**Written exercise**
Scan the lines below for the string "Salaah" and copy every one that has it.

**Extracted data**
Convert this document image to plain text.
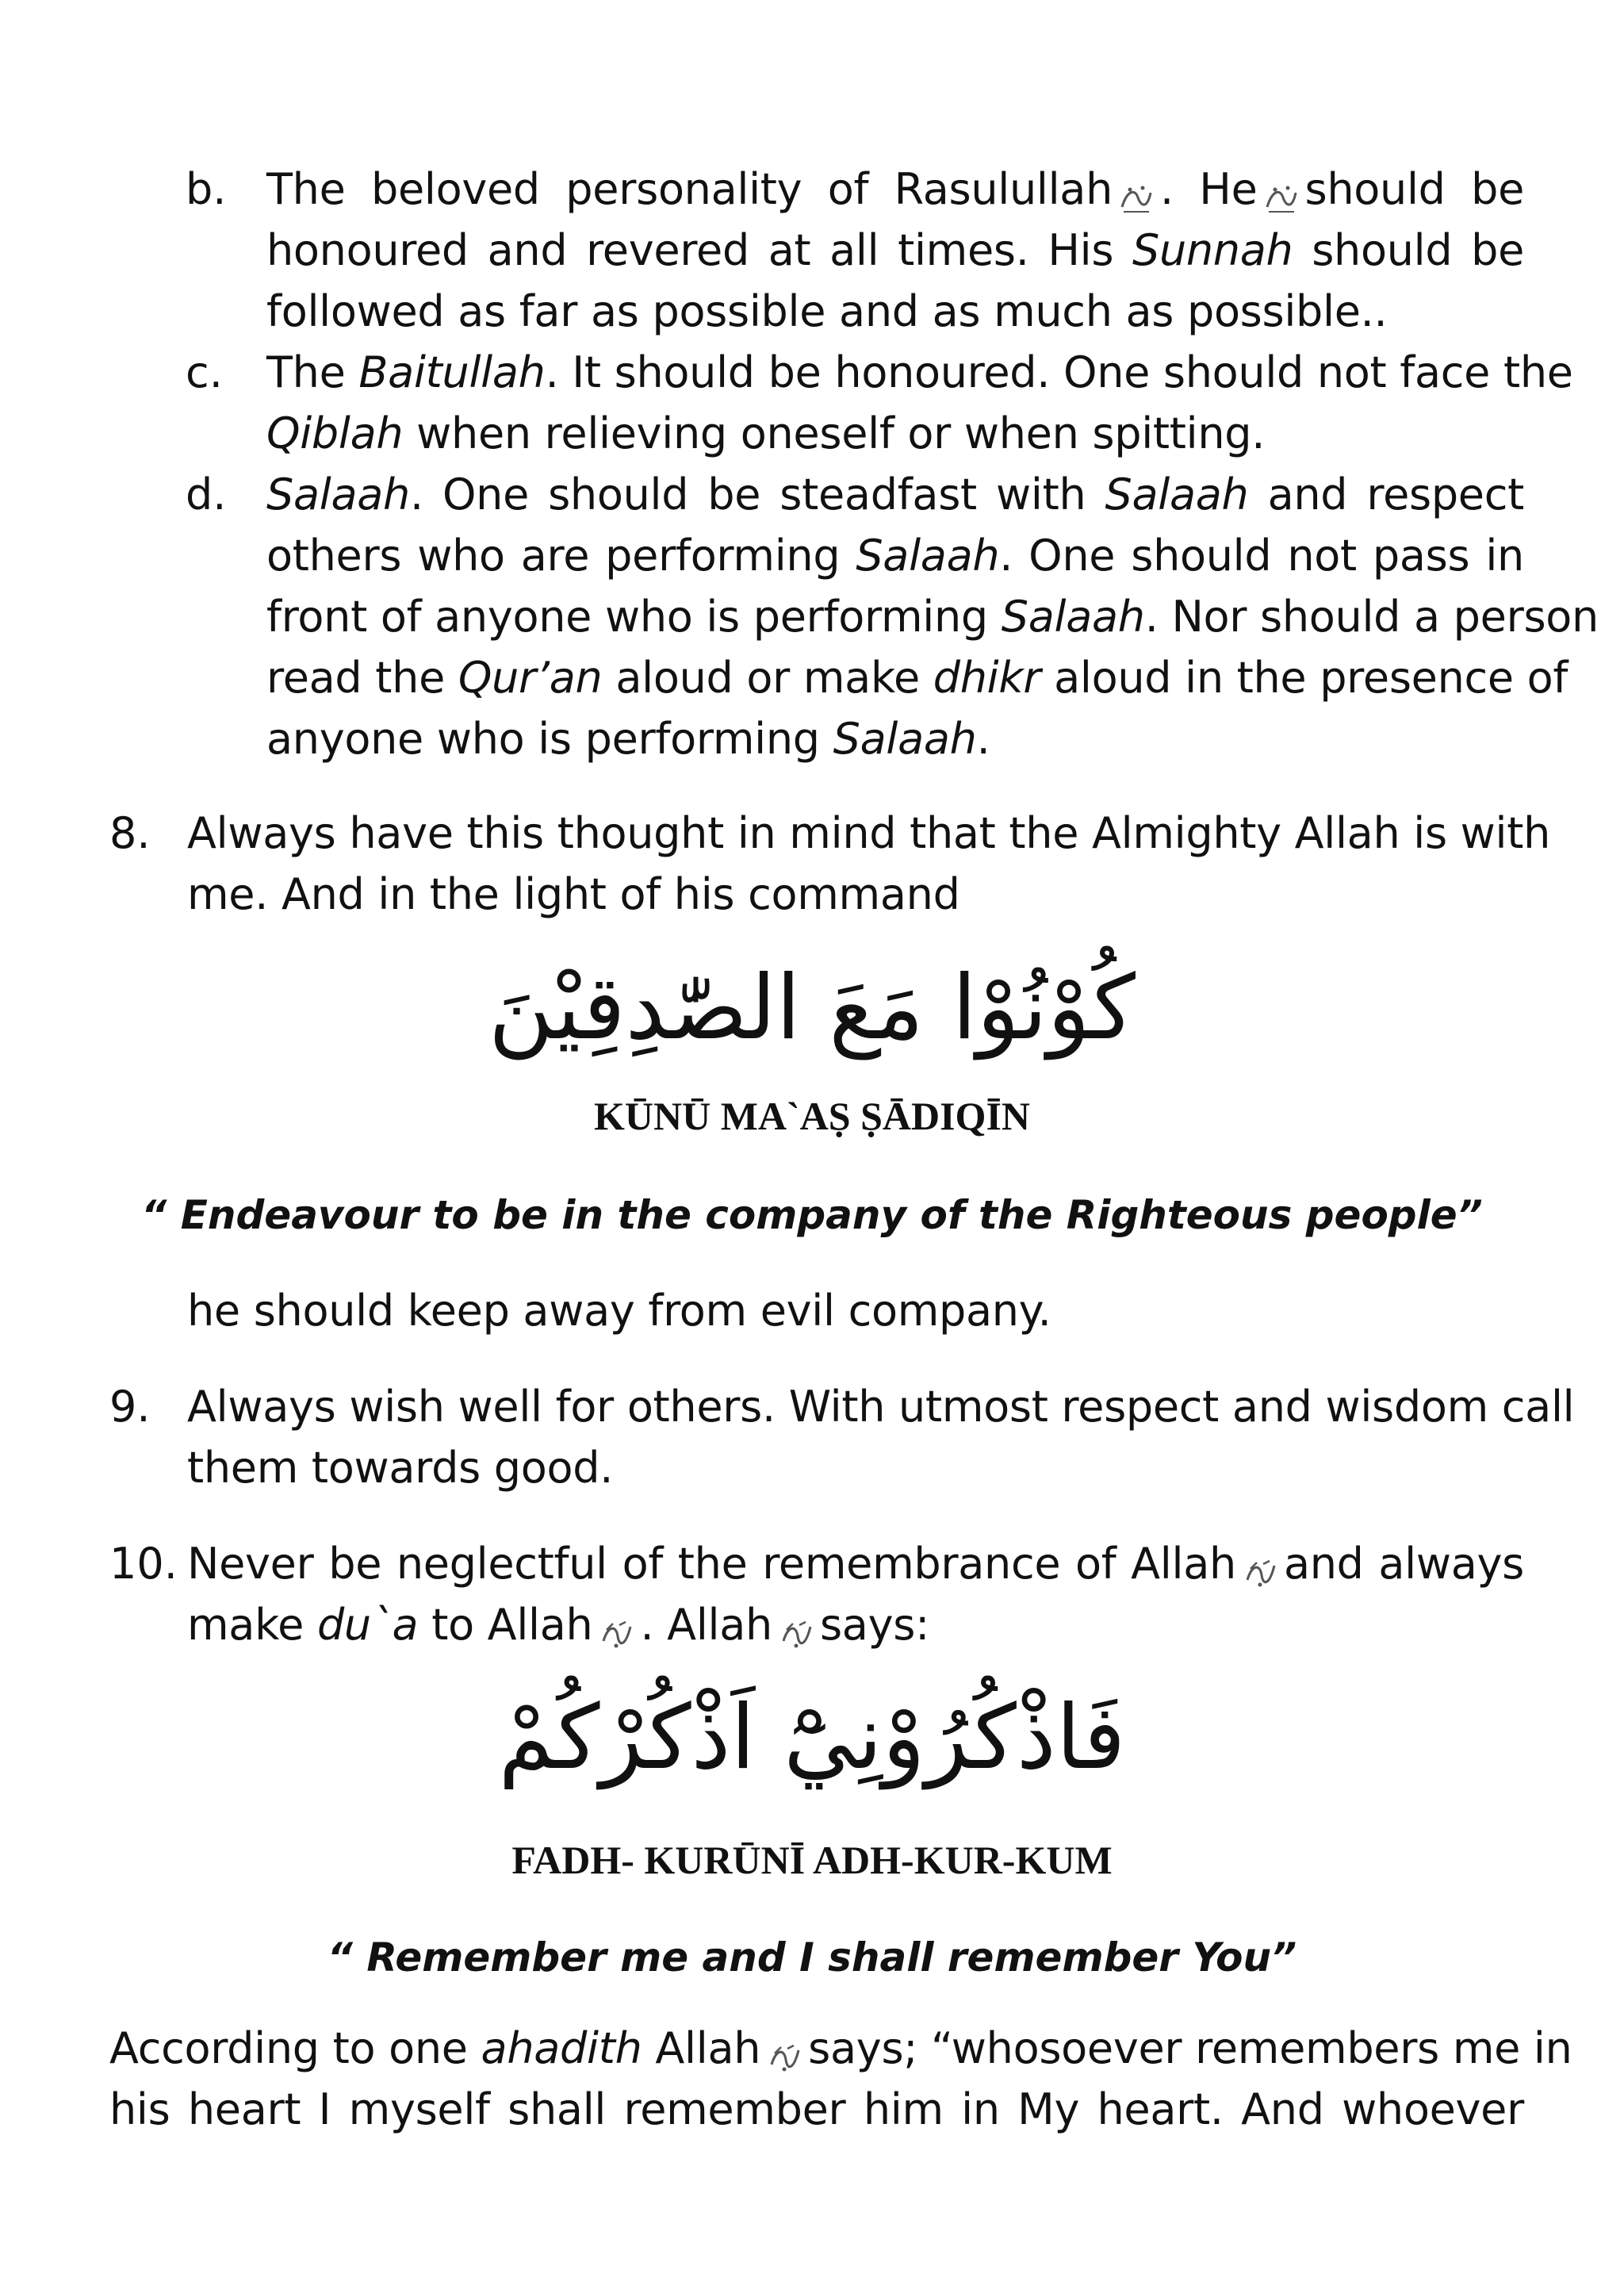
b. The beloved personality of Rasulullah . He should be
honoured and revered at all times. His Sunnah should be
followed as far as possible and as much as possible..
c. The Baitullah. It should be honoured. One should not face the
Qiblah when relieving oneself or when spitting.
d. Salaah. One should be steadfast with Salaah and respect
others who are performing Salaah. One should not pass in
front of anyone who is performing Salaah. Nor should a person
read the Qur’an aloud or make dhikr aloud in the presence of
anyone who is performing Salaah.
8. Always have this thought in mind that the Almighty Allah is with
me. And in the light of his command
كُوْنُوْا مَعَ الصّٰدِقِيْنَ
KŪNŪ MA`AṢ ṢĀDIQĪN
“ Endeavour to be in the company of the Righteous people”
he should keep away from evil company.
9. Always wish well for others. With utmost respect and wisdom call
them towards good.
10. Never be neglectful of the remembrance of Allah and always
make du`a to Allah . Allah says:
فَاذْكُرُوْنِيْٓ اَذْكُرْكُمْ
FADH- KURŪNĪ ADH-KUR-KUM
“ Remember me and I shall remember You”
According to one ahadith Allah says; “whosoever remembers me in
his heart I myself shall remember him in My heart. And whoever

--

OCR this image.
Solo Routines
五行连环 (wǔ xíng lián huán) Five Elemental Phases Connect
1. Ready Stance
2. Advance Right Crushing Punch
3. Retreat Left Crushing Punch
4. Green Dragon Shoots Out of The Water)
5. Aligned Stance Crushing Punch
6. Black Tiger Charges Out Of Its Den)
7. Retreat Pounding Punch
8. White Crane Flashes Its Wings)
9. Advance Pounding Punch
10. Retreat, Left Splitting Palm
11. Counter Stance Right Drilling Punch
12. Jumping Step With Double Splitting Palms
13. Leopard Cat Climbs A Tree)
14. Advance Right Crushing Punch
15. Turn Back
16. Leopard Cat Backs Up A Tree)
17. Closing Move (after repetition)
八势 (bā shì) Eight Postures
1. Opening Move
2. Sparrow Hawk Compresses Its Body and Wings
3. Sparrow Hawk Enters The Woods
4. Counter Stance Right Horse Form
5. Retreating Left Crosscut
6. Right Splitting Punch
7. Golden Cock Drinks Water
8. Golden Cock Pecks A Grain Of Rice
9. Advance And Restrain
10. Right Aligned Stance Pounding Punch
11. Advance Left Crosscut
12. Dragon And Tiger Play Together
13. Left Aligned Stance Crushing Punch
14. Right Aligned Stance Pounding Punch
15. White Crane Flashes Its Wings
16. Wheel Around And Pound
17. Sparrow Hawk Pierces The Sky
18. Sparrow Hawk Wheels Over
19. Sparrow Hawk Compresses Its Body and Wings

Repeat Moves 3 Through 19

**Response to this exercise**
d. Salaah. One should be steadfast with Salaah and respect
others who are performing Salaah. One should not pass in
front of anyone who is performing Salaah. Nor should a person
anyone who is performing Salaah.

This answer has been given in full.